Count up the lines in the following listing that hold the word "this", then give only that count.

[Records excerpted from a collection]
>>>

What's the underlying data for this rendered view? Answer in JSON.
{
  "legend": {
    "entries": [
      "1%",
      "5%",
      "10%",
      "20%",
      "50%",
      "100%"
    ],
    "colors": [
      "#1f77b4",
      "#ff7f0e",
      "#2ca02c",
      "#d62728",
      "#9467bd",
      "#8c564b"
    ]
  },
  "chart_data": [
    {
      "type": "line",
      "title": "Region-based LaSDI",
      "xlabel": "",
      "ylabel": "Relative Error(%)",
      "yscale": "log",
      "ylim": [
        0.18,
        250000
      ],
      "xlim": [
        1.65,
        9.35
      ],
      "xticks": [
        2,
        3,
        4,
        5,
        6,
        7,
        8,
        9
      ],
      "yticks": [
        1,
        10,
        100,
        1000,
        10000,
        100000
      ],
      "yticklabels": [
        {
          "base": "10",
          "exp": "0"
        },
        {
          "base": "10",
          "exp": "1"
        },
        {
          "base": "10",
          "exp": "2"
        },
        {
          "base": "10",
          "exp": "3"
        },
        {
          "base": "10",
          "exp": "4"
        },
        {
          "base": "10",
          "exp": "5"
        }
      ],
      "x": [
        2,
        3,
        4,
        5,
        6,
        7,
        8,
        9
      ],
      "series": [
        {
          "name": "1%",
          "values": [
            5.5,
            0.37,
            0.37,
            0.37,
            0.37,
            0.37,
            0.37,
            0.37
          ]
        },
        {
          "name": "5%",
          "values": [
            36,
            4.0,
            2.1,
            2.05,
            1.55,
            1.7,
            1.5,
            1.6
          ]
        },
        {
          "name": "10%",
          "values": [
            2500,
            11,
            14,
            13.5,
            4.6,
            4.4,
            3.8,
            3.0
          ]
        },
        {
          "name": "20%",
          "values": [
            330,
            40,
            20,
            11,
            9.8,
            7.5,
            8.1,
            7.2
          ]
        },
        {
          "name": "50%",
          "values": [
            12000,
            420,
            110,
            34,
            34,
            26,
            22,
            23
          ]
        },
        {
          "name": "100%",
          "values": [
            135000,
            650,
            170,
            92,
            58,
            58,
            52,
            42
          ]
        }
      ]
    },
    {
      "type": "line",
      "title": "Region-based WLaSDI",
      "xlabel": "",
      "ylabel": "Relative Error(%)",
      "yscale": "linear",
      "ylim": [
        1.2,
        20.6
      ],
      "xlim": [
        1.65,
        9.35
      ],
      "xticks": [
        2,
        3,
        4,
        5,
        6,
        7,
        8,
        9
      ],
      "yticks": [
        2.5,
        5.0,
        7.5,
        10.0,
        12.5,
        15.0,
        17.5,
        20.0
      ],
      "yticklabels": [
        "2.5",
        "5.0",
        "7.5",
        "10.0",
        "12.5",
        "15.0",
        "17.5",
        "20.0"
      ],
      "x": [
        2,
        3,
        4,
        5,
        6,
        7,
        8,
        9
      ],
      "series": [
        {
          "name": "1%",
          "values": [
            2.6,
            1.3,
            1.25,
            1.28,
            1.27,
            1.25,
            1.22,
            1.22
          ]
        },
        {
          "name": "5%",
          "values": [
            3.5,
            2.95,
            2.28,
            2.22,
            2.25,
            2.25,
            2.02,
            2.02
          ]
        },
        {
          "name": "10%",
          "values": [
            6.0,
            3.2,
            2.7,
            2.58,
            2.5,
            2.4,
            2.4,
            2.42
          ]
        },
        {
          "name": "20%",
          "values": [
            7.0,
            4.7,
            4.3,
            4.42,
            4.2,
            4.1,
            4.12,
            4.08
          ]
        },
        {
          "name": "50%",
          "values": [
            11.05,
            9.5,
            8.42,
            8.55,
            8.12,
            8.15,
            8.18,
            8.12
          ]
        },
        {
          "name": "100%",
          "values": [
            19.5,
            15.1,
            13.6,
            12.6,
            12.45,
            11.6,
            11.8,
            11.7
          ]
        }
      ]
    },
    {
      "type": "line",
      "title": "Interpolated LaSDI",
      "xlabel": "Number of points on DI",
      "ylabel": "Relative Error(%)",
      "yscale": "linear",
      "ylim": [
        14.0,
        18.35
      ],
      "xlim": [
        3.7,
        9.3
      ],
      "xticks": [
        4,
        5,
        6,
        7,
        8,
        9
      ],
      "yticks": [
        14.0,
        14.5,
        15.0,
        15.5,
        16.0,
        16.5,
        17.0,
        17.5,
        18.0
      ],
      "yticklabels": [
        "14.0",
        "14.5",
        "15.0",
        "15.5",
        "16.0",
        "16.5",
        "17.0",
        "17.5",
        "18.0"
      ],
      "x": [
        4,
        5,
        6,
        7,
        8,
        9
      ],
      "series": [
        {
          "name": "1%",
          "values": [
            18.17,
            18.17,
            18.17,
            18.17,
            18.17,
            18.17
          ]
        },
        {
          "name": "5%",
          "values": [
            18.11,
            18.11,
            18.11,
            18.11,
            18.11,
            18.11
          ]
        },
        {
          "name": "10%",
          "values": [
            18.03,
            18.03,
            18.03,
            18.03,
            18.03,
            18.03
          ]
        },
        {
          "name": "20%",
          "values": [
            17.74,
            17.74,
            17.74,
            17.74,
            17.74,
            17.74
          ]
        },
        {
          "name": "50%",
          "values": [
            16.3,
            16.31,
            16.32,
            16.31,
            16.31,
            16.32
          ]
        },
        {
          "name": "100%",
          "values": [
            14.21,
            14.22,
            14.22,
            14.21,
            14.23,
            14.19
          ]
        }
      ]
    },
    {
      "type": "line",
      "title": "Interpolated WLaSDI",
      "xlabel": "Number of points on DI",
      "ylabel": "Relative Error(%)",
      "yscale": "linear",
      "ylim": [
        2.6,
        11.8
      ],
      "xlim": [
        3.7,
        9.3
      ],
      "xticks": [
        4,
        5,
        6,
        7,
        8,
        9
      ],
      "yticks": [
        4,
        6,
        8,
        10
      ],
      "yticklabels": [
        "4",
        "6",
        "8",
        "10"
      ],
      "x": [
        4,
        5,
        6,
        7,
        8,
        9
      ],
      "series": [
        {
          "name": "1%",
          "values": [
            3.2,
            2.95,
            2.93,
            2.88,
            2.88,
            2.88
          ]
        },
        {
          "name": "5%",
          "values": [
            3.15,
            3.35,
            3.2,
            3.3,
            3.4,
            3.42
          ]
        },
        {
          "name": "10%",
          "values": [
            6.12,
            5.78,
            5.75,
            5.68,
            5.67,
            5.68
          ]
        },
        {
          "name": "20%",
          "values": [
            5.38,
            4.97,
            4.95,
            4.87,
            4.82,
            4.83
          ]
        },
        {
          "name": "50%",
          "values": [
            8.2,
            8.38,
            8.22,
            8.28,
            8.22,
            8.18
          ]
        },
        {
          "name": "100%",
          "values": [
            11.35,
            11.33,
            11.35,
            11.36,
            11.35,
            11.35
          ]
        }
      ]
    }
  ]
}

<<<
>>>

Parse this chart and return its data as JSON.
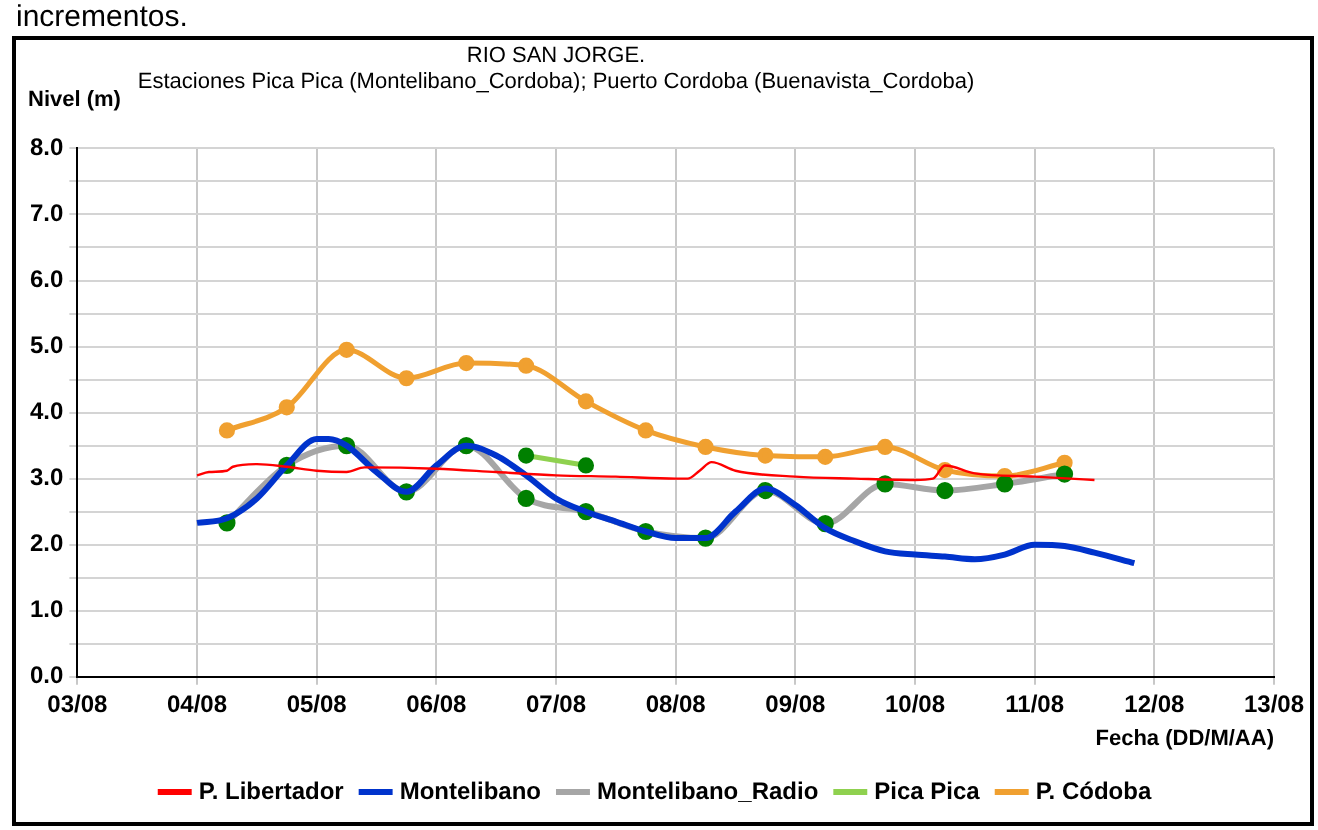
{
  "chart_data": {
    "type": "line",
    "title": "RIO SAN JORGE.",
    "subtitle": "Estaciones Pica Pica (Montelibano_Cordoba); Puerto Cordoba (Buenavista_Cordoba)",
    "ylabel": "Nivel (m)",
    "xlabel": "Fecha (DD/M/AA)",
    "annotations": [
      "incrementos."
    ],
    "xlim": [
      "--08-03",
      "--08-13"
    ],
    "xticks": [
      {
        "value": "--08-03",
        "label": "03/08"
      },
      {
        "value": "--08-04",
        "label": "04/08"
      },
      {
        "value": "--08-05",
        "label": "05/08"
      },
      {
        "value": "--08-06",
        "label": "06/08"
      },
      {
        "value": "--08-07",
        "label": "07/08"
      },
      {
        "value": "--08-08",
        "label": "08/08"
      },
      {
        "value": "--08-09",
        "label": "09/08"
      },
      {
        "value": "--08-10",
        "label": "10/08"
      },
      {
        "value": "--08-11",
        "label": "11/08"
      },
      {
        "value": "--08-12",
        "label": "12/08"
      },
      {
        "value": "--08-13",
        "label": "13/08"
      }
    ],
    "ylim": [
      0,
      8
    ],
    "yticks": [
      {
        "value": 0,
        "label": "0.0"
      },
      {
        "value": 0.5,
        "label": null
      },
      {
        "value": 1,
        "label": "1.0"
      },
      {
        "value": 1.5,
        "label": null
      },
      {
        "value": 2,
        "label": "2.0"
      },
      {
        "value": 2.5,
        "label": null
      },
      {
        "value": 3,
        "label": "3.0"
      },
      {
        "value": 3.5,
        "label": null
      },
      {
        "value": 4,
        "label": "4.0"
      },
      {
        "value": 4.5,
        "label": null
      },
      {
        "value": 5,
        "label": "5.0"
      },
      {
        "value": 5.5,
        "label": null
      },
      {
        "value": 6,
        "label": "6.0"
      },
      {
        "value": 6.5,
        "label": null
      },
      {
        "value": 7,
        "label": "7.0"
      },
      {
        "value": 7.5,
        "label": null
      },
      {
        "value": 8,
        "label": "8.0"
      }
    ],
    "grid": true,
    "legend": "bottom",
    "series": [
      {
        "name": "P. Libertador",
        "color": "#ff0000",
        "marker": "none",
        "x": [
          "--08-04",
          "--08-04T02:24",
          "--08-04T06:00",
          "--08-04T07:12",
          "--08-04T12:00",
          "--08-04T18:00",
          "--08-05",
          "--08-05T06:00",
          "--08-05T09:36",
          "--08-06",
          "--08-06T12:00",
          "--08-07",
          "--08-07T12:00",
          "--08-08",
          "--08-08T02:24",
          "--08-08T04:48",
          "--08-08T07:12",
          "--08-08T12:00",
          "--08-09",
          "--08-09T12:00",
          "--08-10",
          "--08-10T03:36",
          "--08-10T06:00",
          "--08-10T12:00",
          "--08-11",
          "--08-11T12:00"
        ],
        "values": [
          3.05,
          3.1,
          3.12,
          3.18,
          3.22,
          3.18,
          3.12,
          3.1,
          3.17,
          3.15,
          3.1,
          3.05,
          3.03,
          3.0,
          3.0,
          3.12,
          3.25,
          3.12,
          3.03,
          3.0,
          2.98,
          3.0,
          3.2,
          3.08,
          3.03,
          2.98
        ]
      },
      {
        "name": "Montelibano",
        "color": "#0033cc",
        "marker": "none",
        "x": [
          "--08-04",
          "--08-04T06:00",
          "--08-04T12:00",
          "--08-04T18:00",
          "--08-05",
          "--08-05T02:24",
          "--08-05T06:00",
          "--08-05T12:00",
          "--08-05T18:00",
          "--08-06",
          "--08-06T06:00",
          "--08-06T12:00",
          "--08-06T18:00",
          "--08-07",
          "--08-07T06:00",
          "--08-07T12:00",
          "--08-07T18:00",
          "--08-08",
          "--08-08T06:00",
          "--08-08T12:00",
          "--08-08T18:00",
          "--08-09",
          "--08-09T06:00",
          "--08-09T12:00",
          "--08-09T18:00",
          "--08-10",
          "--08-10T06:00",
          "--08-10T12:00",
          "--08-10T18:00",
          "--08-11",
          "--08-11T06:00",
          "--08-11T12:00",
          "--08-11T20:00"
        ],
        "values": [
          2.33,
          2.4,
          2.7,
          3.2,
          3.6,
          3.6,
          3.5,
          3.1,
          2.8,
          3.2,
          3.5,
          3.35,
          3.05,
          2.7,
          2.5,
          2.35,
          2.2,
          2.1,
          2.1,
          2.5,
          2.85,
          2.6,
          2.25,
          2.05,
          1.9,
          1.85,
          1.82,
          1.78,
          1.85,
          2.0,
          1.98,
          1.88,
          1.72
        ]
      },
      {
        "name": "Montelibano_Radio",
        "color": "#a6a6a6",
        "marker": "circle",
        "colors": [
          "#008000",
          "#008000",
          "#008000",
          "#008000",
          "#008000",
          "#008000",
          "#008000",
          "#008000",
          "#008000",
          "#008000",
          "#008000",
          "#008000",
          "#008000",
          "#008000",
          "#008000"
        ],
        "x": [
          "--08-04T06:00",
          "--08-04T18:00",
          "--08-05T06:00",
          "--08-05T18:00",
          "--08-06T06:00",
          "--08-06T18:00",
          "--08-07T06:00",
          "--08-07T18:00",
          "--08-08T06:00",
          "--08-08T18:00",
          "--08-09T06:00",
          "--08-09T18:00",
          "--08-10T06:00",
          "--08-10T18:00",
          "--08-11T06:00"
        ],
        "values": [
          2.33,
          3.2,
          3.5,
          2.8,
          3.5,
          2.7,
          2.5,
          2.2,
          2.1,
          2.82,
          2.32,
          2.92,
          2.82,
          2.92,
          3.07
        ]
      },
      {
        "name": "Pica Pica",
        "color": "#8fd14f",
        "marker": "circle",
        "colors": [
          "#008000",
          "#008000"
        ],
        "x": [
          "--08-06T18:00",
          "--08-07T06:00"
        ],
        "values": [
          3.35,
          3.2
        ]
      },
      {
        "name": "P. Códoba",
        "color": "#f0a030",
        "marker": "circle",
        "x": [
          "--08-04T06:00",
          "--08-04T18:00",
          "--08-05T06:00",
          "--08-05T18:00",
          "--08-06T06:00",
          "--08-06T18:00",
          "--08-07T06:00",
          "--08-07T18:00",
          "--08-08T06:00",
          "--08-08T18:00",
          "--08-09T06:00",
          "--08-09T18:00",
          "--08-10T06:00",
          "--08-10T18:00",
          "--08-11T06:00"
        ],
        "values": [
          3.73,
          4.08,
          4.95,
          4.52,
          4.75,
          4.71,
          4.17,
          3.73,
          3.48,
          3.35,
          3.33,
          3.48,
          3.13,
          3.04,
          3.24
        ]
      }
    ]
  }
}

<<<

__Correct output__: 2